BEGIN Stored rows

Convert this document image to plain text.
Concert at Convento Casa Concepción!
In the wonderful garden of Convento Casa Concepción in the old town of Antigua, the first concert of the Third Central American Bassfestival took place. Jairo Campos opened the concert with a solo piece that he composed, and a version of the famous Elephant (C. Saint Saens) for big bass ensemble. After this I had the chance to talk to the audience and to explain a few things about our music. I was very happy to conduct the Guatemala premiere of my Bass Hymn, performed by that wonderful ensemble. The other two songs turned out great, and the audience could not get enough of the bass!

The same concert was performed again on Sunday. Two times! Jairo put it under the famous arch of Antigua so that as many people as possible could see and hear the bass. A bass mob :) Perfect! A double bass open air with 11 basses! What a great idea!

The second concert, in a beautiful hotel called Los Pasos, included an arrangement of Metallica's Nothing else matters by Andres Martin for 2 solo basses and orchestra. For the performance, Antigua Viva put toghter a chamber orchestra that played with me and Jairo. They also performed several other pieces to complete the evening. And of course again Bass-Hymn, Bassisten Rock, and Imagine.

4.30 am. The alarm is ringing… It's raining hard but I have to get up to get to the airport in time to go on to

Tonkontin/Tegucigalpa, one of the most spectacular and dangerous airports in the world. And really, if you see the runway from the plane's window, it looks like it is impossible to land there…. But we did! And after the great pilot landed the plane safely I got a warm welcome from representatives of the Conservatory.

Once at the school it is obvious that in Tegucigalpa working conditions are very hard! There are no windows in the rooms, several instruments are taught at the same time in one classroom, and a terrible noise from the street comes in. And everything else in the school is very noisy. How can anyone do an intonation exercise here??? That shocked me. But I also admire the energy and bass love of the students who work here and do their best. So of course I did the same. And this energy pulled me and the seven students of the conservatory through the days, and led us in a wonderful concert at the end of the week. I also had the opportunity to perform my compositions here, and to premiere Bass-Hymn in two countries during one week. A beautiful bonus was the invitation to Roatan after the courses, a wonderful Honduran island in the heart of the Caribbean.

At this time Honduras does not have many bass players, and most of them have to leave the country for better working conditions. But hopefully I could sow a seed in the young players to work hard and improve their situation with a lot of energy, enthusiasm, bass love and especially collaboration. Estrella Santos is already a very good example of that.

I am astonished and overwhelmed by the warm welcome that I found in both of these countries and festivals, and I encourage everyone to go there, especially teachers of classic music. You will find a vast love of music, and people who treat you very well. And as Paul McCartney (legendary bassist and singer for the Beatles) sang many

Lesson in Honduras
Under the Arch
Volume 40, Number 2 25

END Stored rows

**Exercise directions**
Faithfully reproduce all of the records, character for character.

**The response**
Convert this document image to plain text.
Concert at Convento Casa Concepción!
In the wonderful garden of Convento Casa Concepción in the old town of Antigua, the first concert of the Third Central American Bassfestival took place. Jairo Campos opened the concert with a solo piece that he composed, and a version of the famous Elephant (C. Saint Saens) for big bass ensemble. After this I had the chance to talk to the audience and to explain a few things about our music. I was very happy to conduct the Guatemala premiere of my Bass Hymn, performed by that wonderful ensemble. The other two songs turned out great, and the audience could not get enough of the bass!

The same concert was performed again on Sunday. Two times! Jairo put it under the famous arch of Antigua so that as many people as possible could see and hear the bass. A bass mob :) Perfect! A double bass open air with 11 basses! What a great idea!

The second concert, in a beautiful hotel called Los Pasos, included an arrangement of Metallica's Nothing else matters by Andres Martin for 2 solo basses and orchestra. For the performance, Antigua Viva put toghter a chamber orchestra that played with me and Jairo. They also performed several other pieces to complete the evening. And of course again Bass-Hymn, Bassisten Rock, and Imagine.

4.30 am. The alarm is ringing… It's raining hard but I have to get up to get to the airport in time to go on to

Tonkontin/Tegucigalpa, one of the most spectacular and dangerous airports in the world. And really, if you see the runway from the plane's window, it looks like it is impossible to land there…. But we did! And after the great pilot landed the plane safely I got a warm welcome from representatives of the Conservatory.

Once at the school it is obvious that in Tegucigalpa working conditions are very hard! There are no windows in the rooms, several instruments are taught at the same time in one classroom, and a terrible noise from the street comes in. And everything else in the school is very noisy. How can anyone do an intonation exercise here??? That shocked me. But I also admire the energy and bass love of the students who work here and do their best. So of course I did the same. And this energy pulled me and the seven students of the conservatory through the days, and led us in a wonderful concert at the end of the week. I also had the opportunity to perform my compositions here, and to premiere Bass-Hymn in two countries during one week. A beautiful bonus was the invitation to Roatan after the courses, a wonderful Honduran island in the heart of the Caribbean.

At this time Honduras does not have many bass players, and most of them have to leave the country for better working conditions. But hopefully I could sow a seed in the young players to work hard and improve their situation with a lot of energy, enthusiasm, bass love and especially collaboration. Estrella Santos is already a very good example of that.

I am astonished and overwhelmed by the warm welcome that I found in both of these countries and festivals, and I encourage everyone to go there, especially teachers of classic music. You will find a vast love of music, and people who treat you very well. And as Paul McCartney (legendary bassist and singer for the Beatles) sang many

Lesson in Honduras
Under the Arch
Volume 40, Number 2 25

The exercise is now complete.